What to work on. Take down each entry exactly as written.

Document page records:
= = =

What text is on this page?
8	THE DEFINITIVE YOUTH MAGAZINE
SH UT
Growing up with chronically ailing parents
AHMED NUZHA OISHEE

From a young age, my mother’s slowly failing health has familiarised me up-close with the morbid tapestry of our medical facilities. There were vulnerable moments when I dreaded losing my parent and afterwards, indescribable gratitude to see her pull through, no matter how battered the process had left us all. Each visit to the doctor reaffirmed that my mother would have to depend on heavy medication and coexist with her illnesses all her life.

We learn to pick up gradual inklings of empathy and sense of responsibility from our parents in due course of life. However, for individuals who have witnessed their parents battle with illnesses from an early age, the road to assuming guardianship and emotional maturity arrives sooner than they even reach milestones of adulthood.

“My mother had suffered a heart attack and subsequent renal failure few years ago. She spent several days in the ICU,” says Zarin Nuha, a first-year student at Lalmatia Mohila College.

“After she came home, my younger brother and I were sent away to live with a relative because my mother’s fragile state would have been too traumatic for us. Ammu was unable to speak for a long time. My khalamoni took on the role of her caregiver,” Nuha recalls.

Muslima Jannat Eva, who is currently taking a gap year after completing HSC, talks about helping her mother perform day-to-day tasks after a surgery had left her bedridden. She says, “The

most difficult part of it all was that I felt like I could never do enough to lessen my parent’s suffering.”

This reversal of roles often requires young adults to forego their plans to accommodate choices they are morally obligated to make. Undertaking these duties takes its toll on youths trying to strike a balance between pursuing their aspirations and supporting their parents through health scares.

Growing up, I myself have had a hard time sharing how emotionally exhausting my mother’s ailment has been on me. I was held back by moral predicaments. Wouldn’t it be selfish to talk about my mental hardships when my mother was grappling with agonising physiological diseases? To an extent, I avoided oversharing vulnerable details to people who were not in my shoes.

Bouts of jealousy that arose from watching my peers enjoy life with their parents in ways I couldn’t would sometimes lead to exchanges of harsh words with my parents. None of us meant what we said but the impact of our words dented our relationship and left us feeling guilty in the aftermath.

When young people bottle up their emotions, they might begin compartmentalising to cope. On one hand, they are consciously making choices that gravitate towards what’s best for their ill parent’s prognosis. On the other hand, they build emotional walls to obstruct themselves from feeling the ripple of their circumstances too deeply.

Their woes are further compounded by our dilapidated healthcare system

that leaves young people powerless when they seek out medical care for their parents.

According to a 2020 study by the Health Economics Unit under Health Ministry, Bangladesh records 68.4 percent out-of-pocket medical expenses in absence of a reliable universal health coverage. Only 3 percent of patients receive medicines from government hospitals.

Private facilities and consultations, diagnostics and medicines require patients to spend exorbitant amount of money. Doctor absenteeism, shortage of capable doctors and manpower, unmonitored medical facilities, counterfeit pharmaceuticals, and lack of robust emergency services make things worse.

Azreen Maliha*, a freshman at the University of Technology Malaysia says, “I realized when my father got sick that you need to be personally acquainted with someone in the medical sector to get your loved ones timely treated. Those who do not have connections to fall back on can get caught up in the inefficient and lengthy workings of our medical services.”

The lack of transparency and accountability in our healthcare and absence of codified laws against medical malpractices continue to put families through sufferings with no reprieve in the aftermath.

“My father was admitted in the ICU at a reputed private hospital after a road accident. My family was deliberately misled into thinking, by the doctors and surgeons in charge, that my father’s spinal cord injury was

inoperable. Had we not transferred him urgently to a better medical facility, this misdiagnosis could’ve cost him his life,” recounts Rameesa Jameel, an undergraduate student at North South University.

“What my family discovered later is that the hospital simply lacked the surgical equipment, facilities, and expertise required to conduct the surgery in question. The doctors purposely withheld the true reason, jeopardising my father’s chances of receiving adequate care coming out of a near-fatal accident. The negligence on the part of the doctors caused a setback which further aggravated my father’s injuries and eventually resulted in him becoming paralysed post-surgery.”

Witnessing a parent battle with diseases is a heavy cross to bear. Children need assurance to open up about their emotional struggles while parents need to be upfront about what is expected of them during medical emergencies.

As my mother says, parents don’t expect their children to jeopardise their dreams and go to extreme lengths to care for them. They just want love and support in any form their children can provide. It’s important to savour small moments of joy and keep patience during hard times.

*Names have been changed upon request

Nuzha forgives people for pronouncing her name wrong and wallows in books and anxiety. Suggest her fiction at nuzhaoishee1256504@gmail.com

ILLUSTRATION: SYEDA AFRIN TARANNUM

= = =

Written response.
What text is on this page?
8	THE DEFINITIVE YOUTH MAGAZINE
SH UT
Growing up with chronically ailing parents
AHMED NUZHA OISHEE

From a young age, my mother’s slowly failing health has familiarised me up-close with the morbid tapestry of our medical facilities. There were vulnerable moments when I dreaded losing my parent and afterwards, indescribable gratitude to see her pull through, no matter how battered the process had left us all. Each visit to the doctor reaffirmed that my mother would have to depend on heavy medication and coexist with her illnesses all her life.

We learn to pick up gradual inklings of empathy and sense of responsibility from our parents in due course of life. However, for individuals who have witnessed their parents battle with illnesses from an early age, the road to assuming guardianship and emotional maturity arrives sooner than they even reach milestones of adulthood.

“My mother had suffered a heart attack and subsequent renal failure few years ago. She spent several days in the ICU,” says Zarin Nuha, a first-year student at Lalmatia Mohila College.

“After she came home, my younger brother and I were sent away to live with a relative because my mother’s fragile state would have been too traumatic for us. Ammu was unable to speak for a long time. My khalamoni took on the role of her caregiver,” Nuha recalls.

Muslima Jannat Eva, who is currently taking a gap year after completing HSC, talks about helping her mother perform day-to-day tasks after a surgery had left her bedridden. She says, “The

most difficult part of it all was that I felt like I could never do enough to lessen my parent’s suffering.”

This reversal of roles often requires young adults to forego their plans to accommodate choices they are morally obligated to make. Undertaking these duties takes its toll on youths trying to strike a balance between pursuing their aspirations and supporting their parents through health scares.

Growing up, I myself have had a hard time sharing how emotionally exhausting my mother’s ailment has been on me. I was held back by moral predicaments. Wouldn’t it be selfish to talk about my mental hardships when my mother was grappling with agonising physiological diseases? To an extent, I avoided oversharing vulnerable details to people who were not in my shoes.

Bouts of jealousy that arose from watching my peers enjoy life with their parents in ways I couldn’t would sometimes lead to exchanges of harsh words with my parents. None of us meant what we said but the impact of our words dented our relationship and left us feeling guilty in the aftermath.

When young people bottle up their emotions, they might begin compartmentalising to cope. On one hand, they are consciously making choices that gravitate towards what’s best for their ill parent’s prognosis. On the other hand, they build emotional walls to obstruct themselves from feeling the ripple of their circumstances too deeply.

Their woes are further compounded by our dilapidated healthcare system

that leaves young people powerless when they seek out medical care for their parents.

According to a 2020 study by the Health Economics Unit under Health Ministry, Bangladesh records 68.4 percent out-of-pocket medical expenses in absence of a reliable universal health coverage. Only 3 percent of patients receive medicines from government hospitals.

Private facilities and consultations, diagnostics and medicines require patients to spend exorbitant amount of money. Doctor absenteeism, shortage of capable doctors and manpower, unmonitored medical facilities, counterfeit pharmaceuticals, and lack of robust emergency services make things worse.

Azreen Maliha*, a freshman at the University of Technology Malaysia says, “I realized when my father got sick that you need to be personally acquainted with someone in the medical sector to get your loved ones timely treated. Those who do not have connections to fall back on can get caught up in the inefficient and lengthy workings of our medical services.”

The lack of transparency and accountability in our healthcare and absence of codified laws against medical malpractices continue to put families through sufferings with no reprieve in the aftermath.

“My father was admitted in the ICU at a reputed private hospital after a road accident. My family was deliberately misled into thinking, by the doctors and surgeons in charge, that my father’s spinal cord injury was

inoperable. Had we not transferred him urgently to a better medical facility, this misdiagnosis could’ve cost him his life,” recounts Rameesa Jameel, an undergraduate student at North South University.

“What my family discovered later is that the hospital simply lacked the surgical equipment, facilities, and expertise required to conduct the surgery in question. The doctors purposely withheld the true reason, jeopardising my father’s chances of receiving adequate care coming out of a near-fatal accident. The negligence on the part of the doctors caused a setback which further aggravated my father’s injuries and eventually resulted in him becoming paralysed post-surgery.”

Witnessing a parent battle with diseases is a heavy cross to bear. Children need assurance to open up about their emotional struggles while parents need to be upfront about what is expected of them during medical emergencies.

As my mother says, parents don’t expect their children to jeopardise their dreams and go to extreme lengths to care for them. They just want love and support in any form their children can provide. It’s important to savour small moments of joy and keep patience during hard times.

*Names have been changed upon request

Nuzha forgives people for pronouncing her name wrong and wallows in books and anxiety. Suggest her fiction at nuzhaoishee1256504@gmail.com

ILLUSTRATION: SYEDA AFRIN TARANNUM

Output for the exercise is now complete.